__YOUR OBJECTIVE__. Consider the data that follows and state how many lines contain the string "Anxiety", using the number alone.
##### DATA ROWS
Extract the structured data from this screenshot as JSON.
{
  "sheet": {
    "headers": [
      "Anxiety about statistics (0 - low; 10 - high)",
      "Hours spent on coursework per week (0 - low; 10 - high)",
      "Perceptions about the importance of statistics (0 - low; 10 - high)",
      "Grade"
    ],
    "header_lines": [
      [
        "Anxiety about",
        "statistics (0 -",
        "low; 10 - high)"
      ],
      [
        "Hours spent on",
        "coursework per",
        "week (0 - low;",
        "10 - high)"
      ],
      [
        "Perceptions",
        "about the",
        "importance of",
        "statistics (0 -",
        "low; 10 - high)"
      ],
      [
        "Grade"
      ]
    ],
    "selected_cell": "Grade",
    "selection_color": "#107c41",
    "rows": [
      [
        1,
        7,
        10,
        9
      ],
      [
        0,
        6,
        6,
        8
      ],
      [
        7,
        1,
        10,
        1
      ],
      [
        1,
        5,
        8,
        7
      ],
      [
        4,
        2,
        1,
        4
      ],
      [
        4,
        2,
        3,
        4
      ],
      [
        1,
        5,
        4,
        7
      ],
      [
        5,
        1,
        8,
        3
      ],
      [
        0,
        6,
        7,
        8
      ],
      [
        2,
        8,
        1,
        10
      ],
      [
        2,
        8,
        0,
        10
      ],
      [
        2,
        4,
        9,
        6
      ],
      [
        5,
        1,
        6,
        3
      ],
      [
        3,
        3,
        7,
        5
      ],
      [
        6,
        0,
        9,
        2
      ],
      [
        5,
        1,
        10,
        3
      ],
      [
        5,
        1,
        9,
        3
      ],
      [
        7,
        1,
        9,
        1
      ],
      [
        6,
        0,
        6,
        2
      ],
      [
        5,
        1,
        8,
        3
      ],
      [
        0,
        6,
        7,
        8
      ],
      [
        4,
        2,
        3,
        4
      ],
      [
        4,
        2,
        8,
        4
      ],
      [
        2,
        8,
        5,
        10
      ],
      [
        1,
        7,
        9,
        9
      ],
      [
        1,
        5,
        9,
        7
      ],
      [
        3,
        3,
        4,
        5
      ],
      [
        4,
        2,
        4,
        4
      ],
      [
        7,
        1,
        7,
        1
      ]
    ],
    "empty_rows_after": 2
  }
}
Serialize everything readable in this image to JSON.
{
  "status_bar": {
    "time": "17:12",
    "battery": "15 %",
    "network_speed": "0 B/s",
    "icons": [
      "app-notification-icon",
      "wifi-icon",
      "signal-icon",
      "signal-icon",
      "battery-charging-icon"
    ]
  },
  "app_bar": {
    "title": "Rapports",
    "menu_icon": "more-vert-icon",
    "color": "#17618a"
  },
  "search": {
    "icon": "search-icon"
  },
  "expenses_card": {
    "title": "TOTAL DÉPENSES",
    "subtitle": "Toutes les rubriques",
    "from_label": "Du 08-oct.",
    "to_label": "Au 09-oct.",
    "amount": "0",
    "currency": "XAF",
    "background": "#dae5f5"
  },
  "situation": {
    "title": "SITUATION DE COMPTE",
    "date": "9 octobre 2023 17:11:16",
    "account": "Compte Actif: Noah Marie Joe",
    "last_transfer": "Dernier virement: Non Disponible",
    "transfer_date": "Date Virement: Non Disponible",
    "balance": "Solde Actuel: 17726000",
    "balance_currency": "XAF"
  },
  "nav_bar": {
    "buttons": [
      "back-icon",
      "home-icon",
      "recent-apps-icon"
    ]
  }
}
##########
__RESULT OF THIS EXERCISE__. 2